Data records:
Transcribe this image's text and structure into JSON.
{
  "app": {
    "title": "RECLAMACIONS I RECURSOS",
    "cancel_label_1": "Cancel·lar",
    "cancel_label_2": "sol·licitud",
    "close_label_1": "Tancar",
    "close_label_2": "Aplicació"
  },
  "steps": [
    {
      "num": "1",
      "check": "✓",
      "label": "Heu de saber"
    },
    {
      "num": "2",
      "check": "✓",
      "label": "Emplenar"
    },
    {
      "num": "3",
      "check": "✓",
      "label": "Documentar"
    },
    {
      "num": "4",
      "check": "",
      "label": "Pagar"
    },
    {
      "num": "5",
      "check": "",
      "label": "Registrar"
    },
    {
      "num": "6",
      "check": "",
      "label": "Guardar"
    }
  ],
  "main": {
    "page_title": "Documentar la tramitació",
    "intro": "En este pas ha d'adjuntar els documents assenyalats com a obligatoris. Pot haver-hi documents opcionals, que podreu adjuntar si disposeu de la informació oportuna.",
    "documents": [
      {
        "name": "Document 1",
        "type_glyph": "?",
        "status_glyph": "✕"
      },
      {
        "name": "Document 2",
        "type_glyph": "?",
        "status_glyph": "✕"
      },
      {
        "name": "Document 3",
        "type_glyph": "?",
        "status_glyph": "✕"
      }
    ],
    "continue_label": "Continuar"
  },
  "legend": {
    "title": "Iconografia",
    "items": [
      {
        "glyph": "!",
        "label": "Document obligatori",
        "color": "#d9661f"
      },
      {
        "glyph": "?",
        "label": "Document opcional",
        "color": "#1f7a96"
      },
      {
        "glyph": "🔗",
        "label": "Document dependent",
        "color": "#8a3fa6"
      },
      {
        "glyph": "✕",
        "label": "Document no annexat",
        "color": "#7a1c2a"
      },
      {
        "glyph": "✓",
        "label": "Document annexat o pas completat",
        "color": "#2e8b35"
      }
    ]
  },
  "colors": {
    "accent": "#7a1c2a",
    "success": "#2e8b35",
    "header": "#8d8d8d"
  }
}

▶ [WORK REQUIRED] Reproduce each entry above exactly, keeping every word.

▶ [SOLUTION TO THE PROBLEM]
Transcribe this image's text and structure into JSON.
{
  "app": {
    "title": "RECLAMACIONS I RECURSOS",
    "cancel_label_1": "Cancel·lar",
    "cancel_label_2": "sol·licitud",
    "close_label_1": "Tancar",
    "close_label_2": "Aplicació"
  },
  "steps": [
    {
      "num": "1",
      "check": "✓",
      "label": "Heu de saber"
    },
    {
      "num": "2",
      "check": "✓",
      "label": "Emplenar"
    },
    {
      "num": "3",
      "check": "✓",
      "label": "Documentar"
    },
    {
      "num": "4",
      "check": "",
      "label": "Pagar"
    },
    {
      "num": "5",
      "check": "",
      "label": "Registrar"
    },
    {
      "num": "6",
      "check": "",
      "label": "Guardar"
    }
  ],
  "main": {
    "page_title": "Documentar la tramitació",
    "intro": "En este pas ha d'adjuntar els documents assenyalats com a obligatoris. Pot haver-hi documents opcionals, que podreu adjuntar si disposeu de la informació oportuna.",
    "documents": [
      {
        "name": "Document 1",
        "type_glyph": "?",
        "status_glyph": "✕"
      },
      {
        "name": "Document 2",
        "type_glyph": "?",
        "status_glyph": "✕"
      },
      {
        "name": "Document 3",
        "type_glyph": "?",
        "status_glyph": "✕"
      }
    ],
    "continue_label": "Continuar"
  },
  "legend": {
    "title": "Iconografia",
    "items": [
      {
        "glyph": "!",
        "label": "Document obligatori",
        "color": "#d9661f"
      },
      {
        "glyph": "?",
        "label": "Document opcional",
        "color": "#1f7a96"
      },
      {
        "glyph": "🔗",
        "label": "Document dependent",
        "color": "#8a3fa6"
      },
      {
        "glyph": "✕",
        "label": "Document no annexat",
        "color": "#7a1c2a"
      },
      {
        "glyph": "✓",
        "label": "Document annexat o pas completat",
        "color": "#2e8b35"
      }
    ]
  },
  "colors": {
    "accent": "#7a1c2a",
    "success": "#2e8b35",
    "header": "#8d8d8d"
  }
}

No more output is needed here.